> _Task prompt_:
Transcribe all the records exactly and omit any images they hold.

> _Data lines_:
--- START ---

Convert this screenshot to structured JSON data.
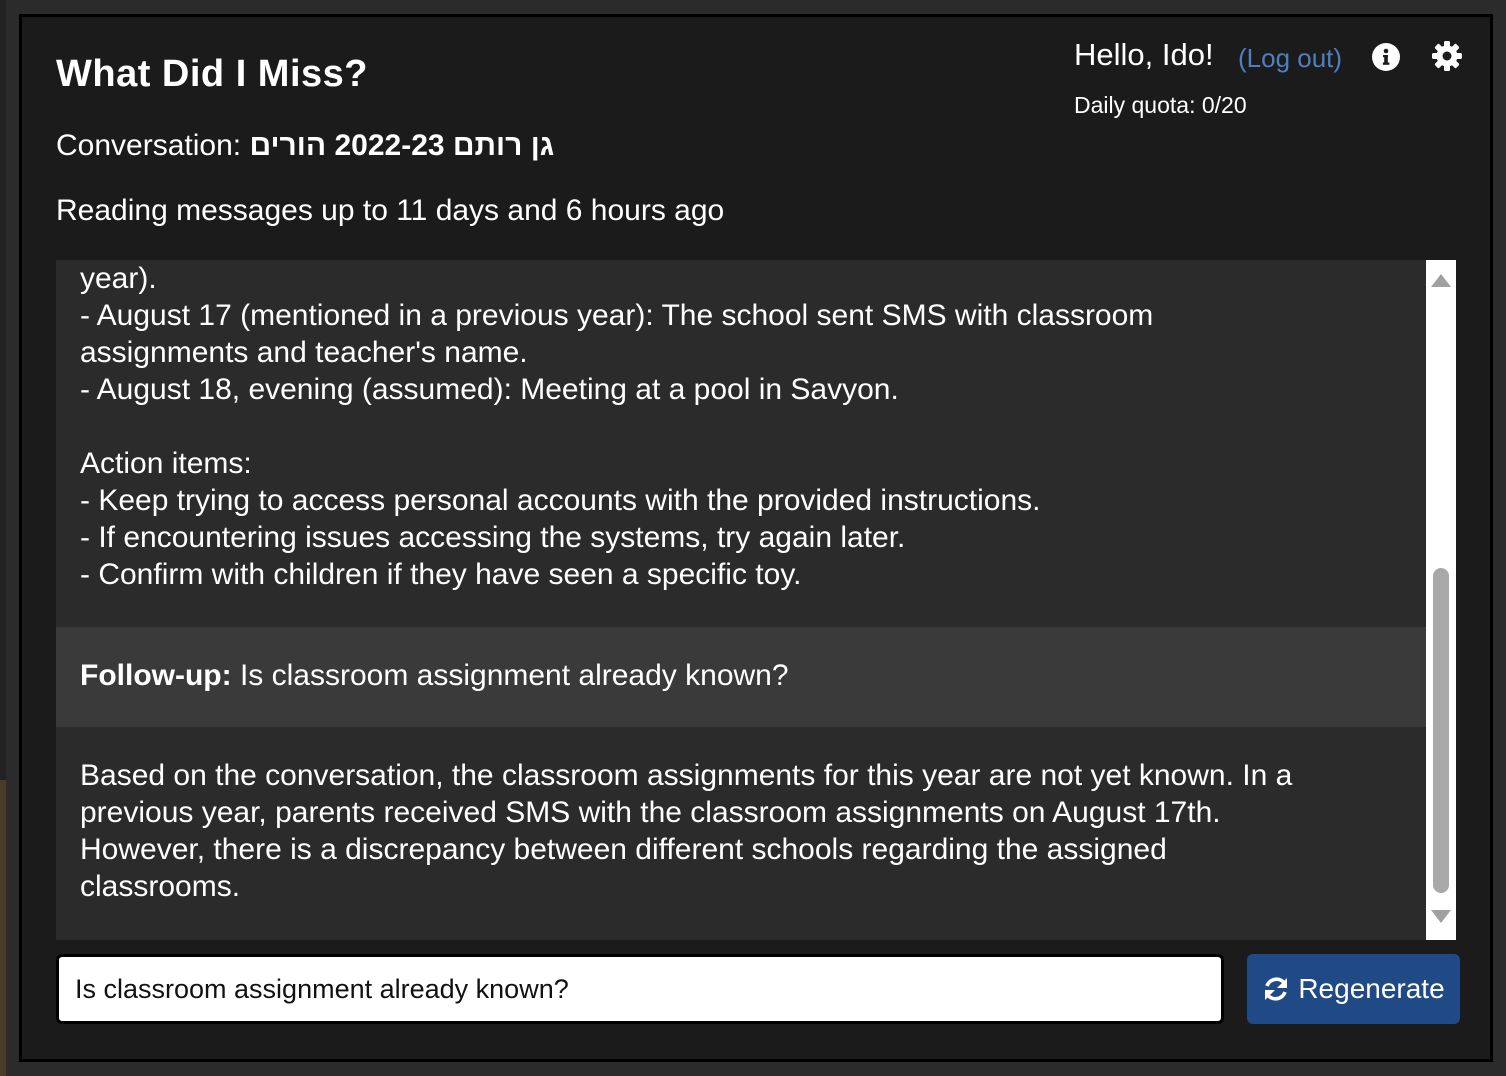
{
  "header": {
    "title": "What Did I Miss?",
    "conversation_label": "Conversation:",
    "conversation_name": "גן רותם 2022-23 הורים",
    "reading_text": "Reading messages up to 11 days and 6 hours ago",
    "greeting": "Hello, Ido!",
    "logout_label": "(Log out)",
    "quota_text": "Daily quota: 0/20",
    "info_icon": "info-icon",
    "settings_icon": "gear-icon"
  },
  "messages": {
    "summary_lines": [
      "year).",
      "- August 17 (mentioned in a previous year): The school sent SMS with classroom",
      "assignments and teacher's name.",
      "- August 18, evening (assumed): Meeting at a pool in Savyon.",
      "",
      "Action items:",
      "- Keep trying to access personal accounts with the provided instructions.",
      "- If encountering issues accessing the systems, try again later.",
      "- Confirm with children if they have seen a specific toy."
    ],
    "followup_label": "Follow-up:",
    "followup_question": " Is classroom assignment already known?",
    "answer_lines": [
      "Based on the conversation, the classroom assignments for this year are not yet known. In a",
      "previous year, parents received SMS with the classroom assignments on August 17th.",
      "However, there is a discrepancy between different schools regarding the assigned",
      "classrooms."
    ]
  },
  "input": {
    "value": "Is classroom assignment already known?",
    "regenerate_label": "Regenerate",
    "regenerate_icon": "refresh-icon"
  },
  "colors": {
    "frame_bg": "#1b1b1b",
    "panel_bg": "#2b2b2b",
    "followup_bg": "#3a3a3a",
    "link": "#4f7fc0",
    "button": "#1f4a85"
  }
}
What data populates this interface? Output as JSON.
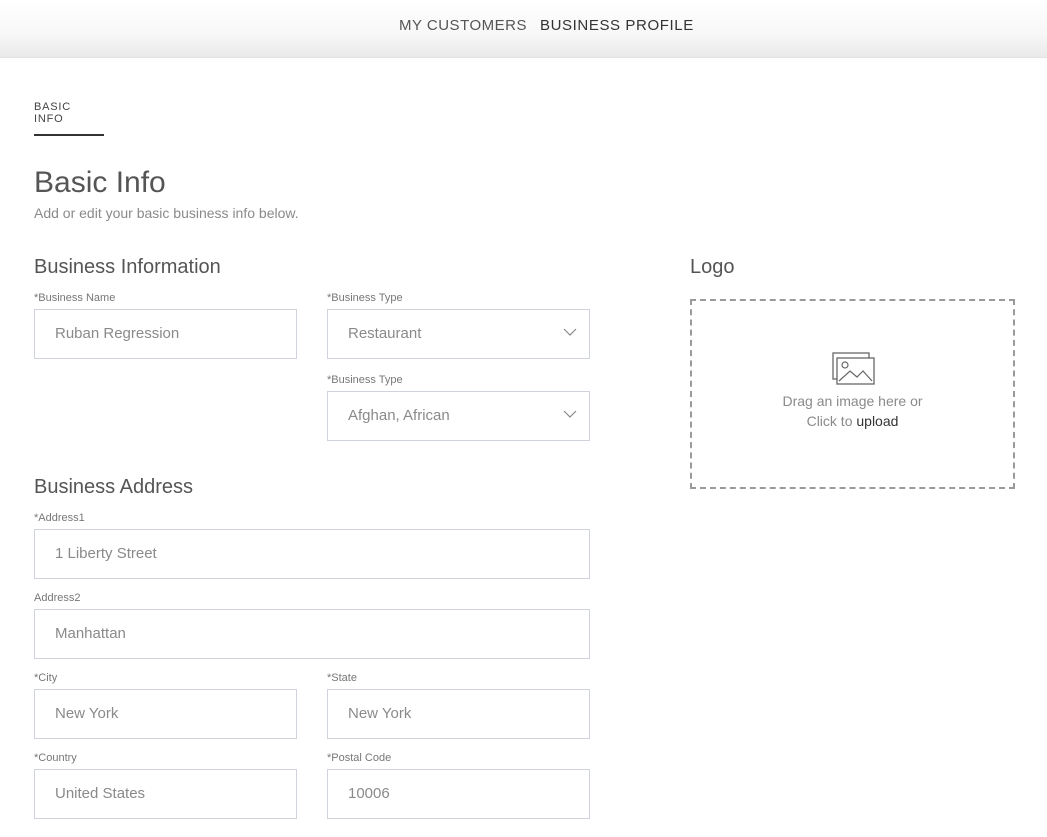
{
  "nav": {
    "my_customers": "MY CUSTOMERS",
    "business_profile": "BUSINESS PROFILE"
  },
  "subtab": "BASIC INFO",
  "header": {
    "title": "Basic Info",
    "subtitle": "Add or edit your basic business info below."
  },
  "business_info": {
    "title": "Business Information",
    "name_label": "*Business Name",
    "name_value": "Ruban Regression",
    "type_label": "*Business Type",
    "type_value": "Restaurant",
    "type2_label": "*Business Type",
    "type2_value": "Afghan, African"
  },
  "business_address": {
    "title": "Business Address",
    "address1_label": "*Address1",
    "address1_value": "1 Liberty Street",
    "address2_label": "Address2",
    "address2_value": "Manhattan",
    "city_label": "*City",
    "city_value": "New York",
    "state_label": "*State",
    "state_value": "New York",
    "country_label": "*Country",
    "country_value": "United States",
    "postal_label": "*Postal Code",
    "postal_value": "10006"
  },
  "logo": {
    "title": "Logo",
    "drag_text": "Drag an image here or",
    "click_text": "Click to",
    "upload_text": "upload"
  },
  "icons": {
    "dropdown": "chevron-down-icon",
    "image": "image-icon"
  }
}
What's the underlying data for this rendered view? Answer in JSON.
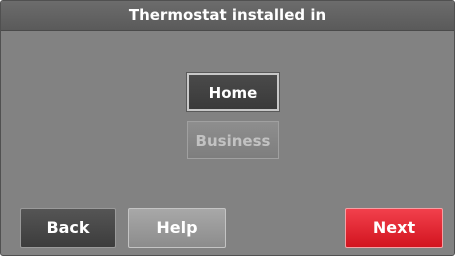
{
  "header": {
    "title": "Thermostat installed in"
  },
  "options": {
    "home_label": "Home",
    "business_label": "Business",
    "selected": "Home"
  },
  "footer": {
    "back_label": "Back",
    "help_label": "Help",
    "next_label": "Next"
  },
  "colors": {
    "background": "#828282",
    "selected_option": "#3f3f3f",
    "next_button": "#e01e2a"
  }
}
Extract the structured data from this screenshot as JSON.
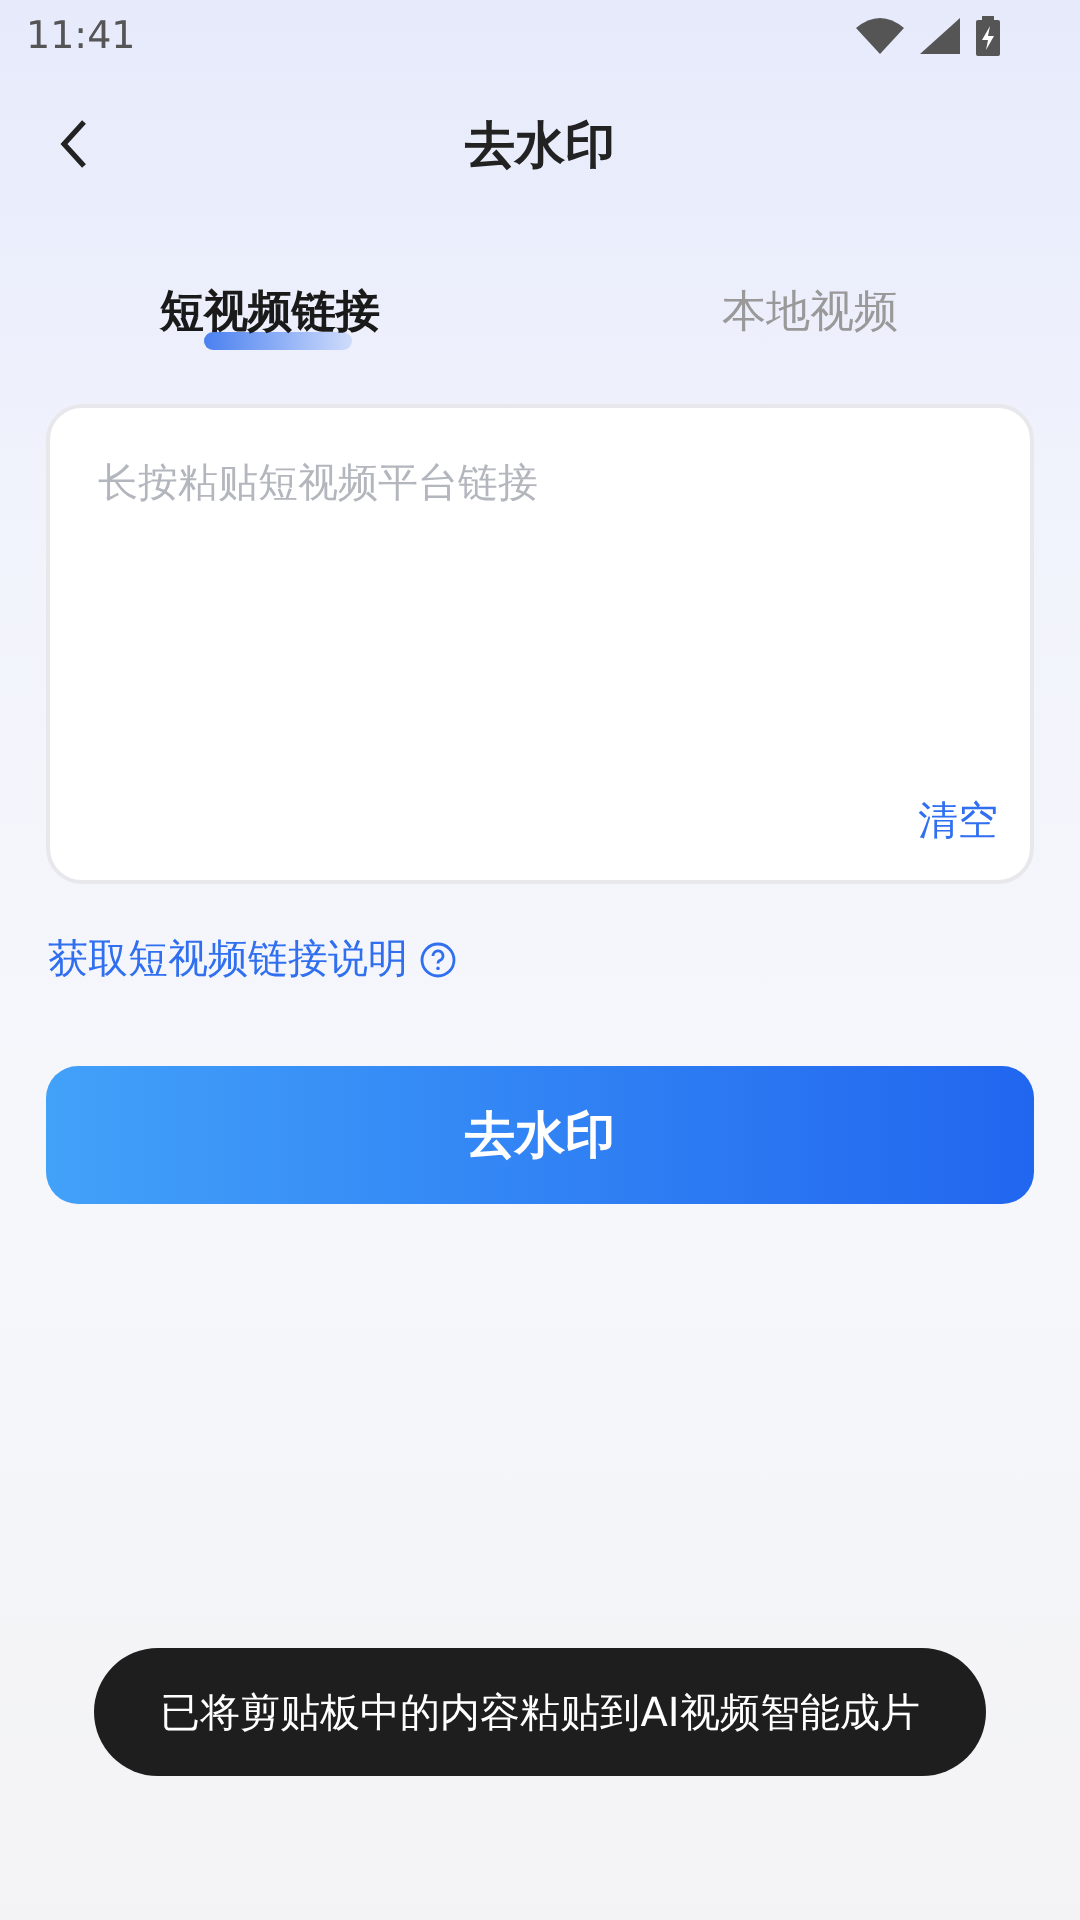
{
  "status_bar": {
    "time": "11:41"
  },
  "header": {
    "title": "去水印"
  },
  "tabs": [
    {
      "label": "短视频链接",
      "selected": true
    },
    {
      "label": "本地视频",
      "selected": false
    }
  ],
  "link_input": {
    "placeholder": "长按粘贴短视频平台链接",
    "clear": "清空"
  },
  "help_link": "获取短视频链接说明",
  "submit_button": "去水印",
  "toast": "已将剪贴板中的内容粘贴到AI视频智能成片"
}
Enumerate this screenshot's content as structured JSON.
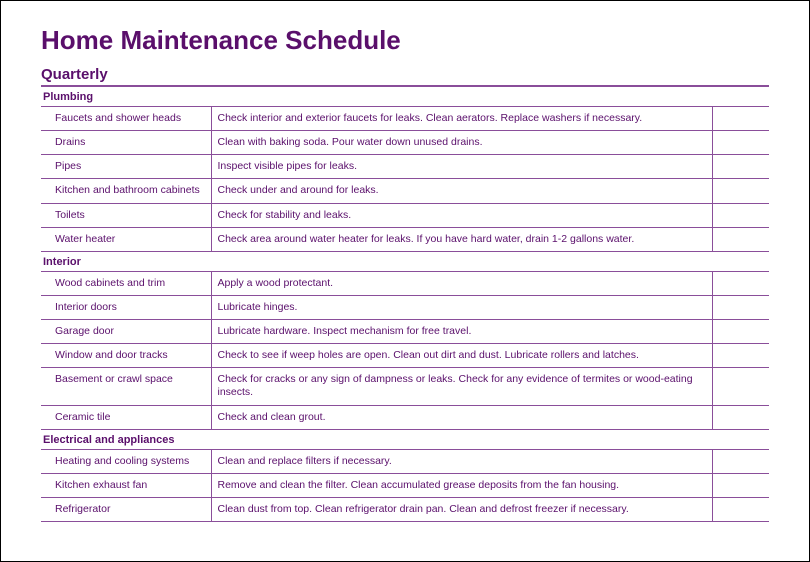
{
  "title": "Home Maintenance Schedule",
  "subtitle": "Quarterly",
  "sections": [
    {
      "heading": "Plumbing",
      "rows": [
        {
          "item": "Faucets and shower heads",
          "task": "Check interior and exterior faucets for leaks. Clean aerators. Replace washers if necessary."
        },
        {
          "item": "Drains",
          "task": "Clean with baking soda. Pour water down unused drains."
        },
        {
          "item": "Pipes",
          "task": "Inspect visible pipes for leaks."
        },
        {
          "item": "Kitchen and bathroom cabinets",
          "task": "Check under and around for leaks."
        },
        {
          "item": "Toilets",
          "task": "Check for stability and leaks."
        },
        {
          "item": "Water heater",
          "task": "Check area around water heater for leaks. If you have hard water, drain 1-2 gallons water."
        }
      ]
    },
    {
      "heading": "Interior",
      "rows": [
        {
          "item": "Wood cabinets and trim",
          "task": "Apply a wood protectant."
        },
        {
          "item": "Interior doors",
          "task": "Lubricate hinges."
        },
        {
          "item": "Garage door",
          "task": "Lubricate hardware. Inspect mechanism for free travel."
        },
        {
          "item": "Window and door tracks",
          "task": "Check to see if weep holes are open. Clean out dirt and dust. Lubricate rollers and latches."
        },
        {
          "item": "Basement or crawl space",
          "task": "Check for cracks or any sign of dampness or leaks. Check for any evidence of termites or wood-eating insects."
        },
        {
          "item": "Ceramic tile",
          "task": "Check and clean grout."
        }
      ]
    },
    {
      "heading": "Electrical and appliances",
      "rows": [
        {
          "item": "Heating and cooling systems",
          "task": "Clean and replace filters if necessary."
        },
        {
          "item": "Kitchen exhaust fan",
          "task": "Remove and clean the filter. Clean accumulated grease deposits from the fan housing."
        },
        {
          "item": "Refrigerator",
          "task": "Clean dust from top. Clean refrigerator drain pan. Clean and defrost freezer if necessary."
        }
      ]
    }
  ]
}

--- END ---

> _Response to the task_:
Convert this screenshot to structured JSON data.
{
  "header": {
    "title": "What Did I Miss?",
    "conversation_label": "Conversation:",
    "conversation_name": "גן רותם 2022-23 הורים",
    "reading_text": "Reading messages up to 11 days and 6 hours ago",
    "greeting": "Hello, Ido!",
    "logout_label": "(Log out)",
    "quota_text": "Daily quota: 0/20",
    "info_icon": "info-icon",
    "settings_icon": "gear-icon"
  },
  "messages": {
    "summary_lines": [
      "year).",
      "- August 17 (mentioned in a previous year): The school sent SMS with classroom",
      "assignments and teacher's name.",
      "- August 18, evening (assumed): Meeting at a pool in Savyon.",
      "",
      "Action items:",
      "- Keep trying to access personal accounts with the provided instructions.",
      "- If encountering issues accessing the systems, try again later.",
      "- Confirm with children if they have seen a specific toy."
    ],
    "followup_label": "Follow-up:",
    "followup_question": " Is classroom assignment already known?",
    "answer_lines": [
      "Based on the conversation, the classroom assignments for this year are not yet known. In a",
      "previous year, parents received SMS with the classroom assignments on August 17th.",
      "However, there is a discrepancy between different schools regarding the assigned",
      "classrooms."
    ]
  },
  "input": {
    "value": "Is classroom assignment already known?",
    "regenerate_label": "Regenerate",
    "regenerate_icon": "refresh-icon"
  },
  "colors": {
    "frame_bg": "#1b1b1b",
    "panel_bg": "#2b2b2b",
    "followup_bg": "#3a3a3a",
    "link": "#4f7fc0",
    "button": "#1f4a85"
  }
}
What data populates this interface? Output as JSON.
{
  "nav": {
    "my_customers": "MY CUSTOMERS",
    "business_profile": "BUSINESS PROFILE"
  },
  "subtab": "BASIC INFO",
  "header": {
    "title": "Basic Info",
    "subtitle": "Add or edit your basic business info below."
  },
  "business_info": {
    "title": "Business Information",
    "name_label": "*Business Name",
    "name_value": "Ruban Regression",
    "type_label": "*Business Type",
    "type_value": "Restaurant",
    "type2_label": "*Business Type",
    "type2_value": "Afghan, African"
  },
  "business_address": {
    "title": "Business Address",
    "address1_label": "*Address1",
    "address1_value": "1 Liberty Street",
    "address2_label": "Address2",
    "address2_value": "Manhattan",
    "city_label": "*City",
    "city_value": "New York",
    "state_label": "*State",
    "state_value": "New York",
    "country_label": "*Country",
    "country_value": "United States",
    "postal_label": "*Postal Code",
    "postal_value": "10006"
  },
  "logo": {
    "title": "Logo",
    "drag_text": "Drag an image here or",
    "click_text": "Click to",
    "upload_text": "upload"
  },
  "icons": {
    "dropdown": "chevron-down-icon",
    "image": "image-icon"
  }
}
What's the underlying data for this rendered view? Answer in JSON.
{
  "header": {
    "title": "Thermostat installed in"
  },
  "options": {
    "home_label": "Home",
    "business_label": "Business",
    "selected": "Home"
  },
  "footer": {
    "back_label": "Back",
    "help_label": "Help",
    "next_label": "Next"
  },
  "colors": {
    "background": "#828282",
    "selected_option": "#3f3f3f",
    "next_button": "#e01e2a"
  }
}
Extract the structured data from this screenshot as JSON.
{
  "status_bar": {
    "time": "11:41"
  },
  "header": {
    "title": "去水印"
  },
  "tabs": [
    {
      "label": "短视频链接",
      "selected": true
    },
    {
      "label": "本地视频",
      "selected": false
    }
  ],
  "link_input": {
    "placeholder": "长按粘贴短视频平台链接",
    "clear": "清空"
  },
  "help_link": "获取短视频链接说明",
  "submit_button": "去水印",
  "toast": "已将剪贴板中的内容粘贴到AI视频智能成片"
}
Enumerate this screenshot's content as structured JSON.
{
  "title": "Home Maintenance Schedule",
  "subtitle": "Quarterly",
  "sections": [
    {
      "heading": "Plumbing",
      "rows": [
        {
          "item": "Faucets and shower heads",
          "task": "Check interior and exterior faucets for leaks. Clean aerators. Replace washers if necessary."
        },
        {
          "item": "Drains",
          "task": "Clean with baking soda. Pour water down unused drains."
        },
        {
          "item": "Pipes",
          "task": "Inspect visible pipes for leaks."
        },
        {
          "item": "Kitchen and bathroom cabinets",
          "task": "Check under and around for leaks."
        },
        {
          "item": "Toilets",
          "task": "Check for stability and leaks."
        },
        {
          "item": "Water heater",
          "task": "Check area around water heater for leaks. If you have hard water, drain 1-2 gallons water."
        }
      ]
    },
    {
      "heading": "Interior",
      "rows": [
        {
          "item": "Wood cabinets and trim",
          "task": "Apply a wood protectant."
        },
        {
          "item": "Interior doors",
          "task": "Lubricate hinges."
        },
        {
          "item": "Garage door",
          "task": "Lubricate hardware. Inspect mechanism for free travel."
        },
        {
          "item": "Window and door tracks",
          "task": "Check to see if weep holes are open. Clean out dirt and dust. Lubricate rollers and latches."
        },
        {
          "item": "Basement or crawl space",
          "task": "Check for cracks or any sign of dampness or leaks. Check for any evidence of termites or wood-eating insects."
        },
        {
          "item": "Ceramic tile",
          "task": "Check and clean grout."
        }
      ]
    },
    {
      "heading": "Electrical and appliances",
      "rows": [
        {
          "item": "Heating and cooling systems",
          "task": "Clean and replace filters if necessary."
        },
        {
          "item": "Kitchen exhaust fan",
          "task": "Remove and clean the filter. Clean accumulated grease deposits from the fan housing."
        },
        {
          "item": "Refrigerator",
          "task": "Clean dust from top. Clean refrigerator drain pan. Clean and defrost freezer if necessary."
        }
      ]
    }
  ]
}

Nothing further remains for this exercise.